** begin **

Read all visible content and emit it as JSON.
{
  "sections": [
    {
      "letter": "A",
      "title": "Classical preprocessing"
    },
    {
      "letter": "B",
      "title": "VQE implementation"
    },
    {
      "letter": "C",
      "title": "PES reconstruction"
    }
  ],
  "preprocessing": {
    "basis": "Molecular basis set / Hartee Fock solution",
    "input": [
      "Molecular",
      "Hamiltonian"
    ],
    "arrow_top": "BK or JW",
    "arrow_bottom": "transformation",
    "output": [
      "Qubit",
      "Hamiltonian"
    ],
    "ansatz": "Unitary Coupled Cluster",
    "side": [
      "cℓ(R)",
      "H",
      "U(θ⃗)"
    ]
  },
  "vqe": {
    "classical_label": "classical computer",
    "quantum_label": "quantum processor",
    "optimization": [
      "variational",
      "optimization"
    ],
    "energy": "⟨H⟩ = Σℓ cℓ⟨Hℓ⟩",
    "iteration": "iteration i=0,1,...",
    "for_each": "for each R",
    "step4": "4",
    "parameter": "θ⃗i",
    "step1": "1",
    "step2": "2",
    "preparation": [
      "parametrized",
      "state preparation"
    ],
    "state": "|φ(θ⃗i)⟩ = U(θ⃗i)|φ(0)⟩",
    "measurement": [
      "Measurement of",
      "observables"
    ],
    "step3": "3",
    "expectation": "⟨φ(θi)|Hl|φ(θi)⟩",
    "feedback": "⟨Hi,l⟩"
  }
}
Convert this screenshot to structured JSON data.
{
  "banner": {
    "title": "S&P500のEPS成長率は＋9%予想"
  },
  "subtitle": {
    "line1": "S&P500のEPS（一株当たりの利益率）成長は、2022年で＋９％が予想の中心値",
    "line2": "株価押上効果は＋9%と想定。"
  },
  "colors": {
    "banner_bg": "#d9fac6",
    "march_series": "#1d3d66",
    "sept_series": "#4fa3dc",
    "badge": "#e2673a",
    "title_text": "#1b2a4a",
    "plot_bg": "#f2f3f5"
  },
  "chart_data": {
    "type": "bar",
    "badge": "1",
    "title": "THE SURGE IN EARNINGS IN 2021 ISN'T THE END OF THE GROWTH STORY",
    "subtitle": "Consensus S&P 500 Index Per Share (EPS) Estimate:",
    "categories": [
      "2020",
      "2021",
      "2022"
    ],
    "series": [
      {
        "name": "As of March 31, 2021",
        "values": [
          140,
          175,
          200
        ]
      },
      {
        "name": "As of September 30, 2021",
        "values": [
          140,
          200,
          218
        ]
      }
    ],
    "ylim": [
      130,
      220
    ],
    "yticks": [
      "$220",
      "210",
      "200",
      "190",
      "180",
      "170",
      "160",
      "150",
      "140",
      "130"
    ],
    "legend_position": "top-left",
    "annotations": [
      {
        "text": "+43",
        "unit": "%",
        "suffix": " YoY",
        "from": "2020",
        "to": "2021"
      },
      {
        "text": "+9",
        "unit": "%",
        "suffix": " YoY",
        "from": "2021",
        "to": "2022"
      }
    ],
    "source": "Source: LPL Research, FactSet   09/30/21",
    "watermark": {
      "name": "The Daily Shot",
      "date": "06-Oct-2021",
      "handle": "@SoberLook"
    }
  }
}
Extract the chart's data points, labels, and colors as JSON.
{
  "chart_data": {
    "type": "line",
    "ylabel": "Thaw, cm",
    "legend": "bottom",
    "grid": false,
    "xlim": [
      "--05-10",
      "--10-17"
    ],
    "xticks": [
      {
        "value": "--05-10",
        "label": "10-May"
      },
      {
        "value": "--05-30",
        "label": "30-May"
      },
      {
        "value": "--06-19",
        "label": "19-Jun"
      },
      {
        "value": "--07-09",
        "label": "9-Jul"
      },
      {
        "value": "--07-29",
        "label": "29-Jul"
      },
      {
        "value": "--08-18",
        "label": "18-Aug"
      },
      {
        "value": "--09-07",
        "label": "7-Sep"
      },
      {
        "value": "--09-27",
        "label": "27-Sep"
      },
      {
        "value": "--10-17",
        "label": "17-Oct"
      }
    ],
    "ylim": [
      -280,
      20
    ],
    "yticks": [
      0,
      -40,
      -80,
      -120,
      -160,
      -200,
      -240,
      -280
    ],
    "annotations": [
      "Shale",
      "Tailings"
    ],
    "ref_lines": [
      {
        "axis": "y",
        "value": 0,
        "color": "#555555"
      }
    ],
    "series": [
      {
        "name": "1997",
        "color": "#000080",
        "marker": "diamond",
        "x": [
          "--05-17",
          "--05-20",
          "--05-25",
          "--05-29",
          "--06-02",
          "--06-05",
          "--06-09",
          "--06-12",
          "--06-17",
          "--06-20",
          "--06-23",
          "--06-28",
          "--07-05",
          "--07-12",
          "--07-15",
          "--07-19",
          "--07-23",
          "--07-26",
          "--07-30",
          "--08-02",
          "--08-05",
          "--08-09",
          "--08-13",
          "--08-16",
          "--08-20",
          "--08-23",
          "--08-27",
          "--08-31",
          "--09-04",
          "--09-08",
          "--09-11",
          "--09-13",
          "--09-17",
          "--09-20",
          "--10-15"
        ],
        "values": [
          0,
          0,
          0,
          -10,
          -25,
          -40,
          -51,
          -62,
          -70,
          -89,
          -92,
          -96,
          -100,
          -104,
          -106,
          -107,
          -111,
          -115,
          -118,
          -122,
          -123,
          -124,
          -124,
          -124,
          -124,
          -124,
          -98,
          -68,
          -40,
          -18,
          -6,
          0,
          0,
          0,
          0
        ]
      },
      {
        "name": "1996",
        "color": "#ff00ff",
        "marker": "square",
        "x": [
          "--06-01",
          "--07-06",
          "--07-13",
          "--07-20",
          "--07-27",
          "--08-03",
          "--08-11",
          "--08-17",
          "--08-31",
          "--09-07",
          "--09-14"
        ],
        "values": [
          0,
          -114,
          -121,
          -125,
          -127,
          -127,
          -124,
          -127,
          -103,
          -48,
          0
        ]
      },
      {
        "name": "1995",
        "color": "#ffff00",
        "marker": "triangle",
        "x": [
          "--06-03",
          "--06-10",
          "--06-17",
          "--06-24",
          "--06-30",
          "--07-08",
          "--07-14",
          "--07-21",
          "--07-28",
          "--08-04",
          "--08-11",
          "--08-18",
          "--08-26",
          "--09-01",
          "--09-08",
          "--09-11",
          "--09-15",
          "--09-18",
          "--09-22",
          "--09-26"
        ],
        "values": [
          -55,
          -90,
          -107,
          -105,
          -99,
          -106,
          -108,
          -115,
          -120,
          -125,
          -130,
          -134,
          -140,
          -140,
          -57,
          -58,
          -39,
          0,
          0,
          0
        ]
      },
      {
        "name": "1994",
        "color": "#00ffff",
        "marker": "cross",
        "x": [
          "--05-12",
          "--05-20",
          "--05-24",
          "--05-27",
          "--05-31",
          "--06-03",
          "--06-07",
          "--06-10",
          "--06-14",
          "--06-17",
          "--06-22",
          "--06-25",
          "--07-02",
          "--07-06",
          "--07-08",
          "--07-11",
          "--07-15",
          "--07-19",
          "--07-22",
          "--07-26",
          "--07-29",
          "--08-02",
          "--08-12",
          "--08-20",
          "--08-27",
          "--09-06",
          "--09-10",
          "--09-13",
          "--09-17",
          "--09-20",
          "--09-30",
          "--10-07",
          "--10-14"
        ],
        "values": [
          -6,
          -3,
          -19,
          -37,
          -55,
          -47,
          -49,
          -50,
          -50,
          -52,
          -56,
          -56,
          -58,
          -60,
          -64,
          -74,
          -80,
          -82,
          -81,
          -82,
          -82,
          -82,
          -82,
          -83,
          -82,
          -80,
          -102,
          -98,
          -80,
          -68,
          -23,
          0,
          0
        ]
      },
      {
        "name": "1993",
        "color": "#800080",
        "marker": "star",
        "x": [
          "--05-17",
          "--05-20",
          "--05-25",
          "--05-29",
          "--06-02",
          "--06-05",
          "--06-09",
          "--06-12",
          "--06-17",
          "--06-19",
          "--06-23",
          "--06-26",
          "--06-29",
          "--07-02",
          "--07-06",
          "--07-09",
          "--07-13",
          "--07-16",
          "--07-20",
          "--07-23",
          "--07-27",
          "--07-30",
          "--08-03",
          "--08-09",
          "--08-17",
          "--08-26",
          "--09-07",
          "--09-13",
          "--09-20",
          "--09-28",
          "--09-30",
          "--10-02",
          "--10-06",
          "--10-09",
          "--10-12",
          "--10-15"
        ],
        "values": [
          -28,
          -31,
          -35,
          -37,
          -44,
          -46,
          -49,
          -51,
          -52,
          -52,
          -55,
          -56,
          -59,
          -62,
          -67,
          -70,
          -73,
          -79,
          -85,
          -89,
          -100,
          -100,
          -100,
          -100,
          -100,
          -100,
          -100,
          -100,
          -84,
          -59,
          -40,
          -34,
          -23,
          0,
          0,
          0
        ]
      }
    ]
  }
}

** end **

Using the listing above, show each line holding the string "subtitle".

SOLVED EXERCISE:
  "subtitle": {
    "subtitle": "Consensus S&P 500 Index Per Share (EPS) Estimate:",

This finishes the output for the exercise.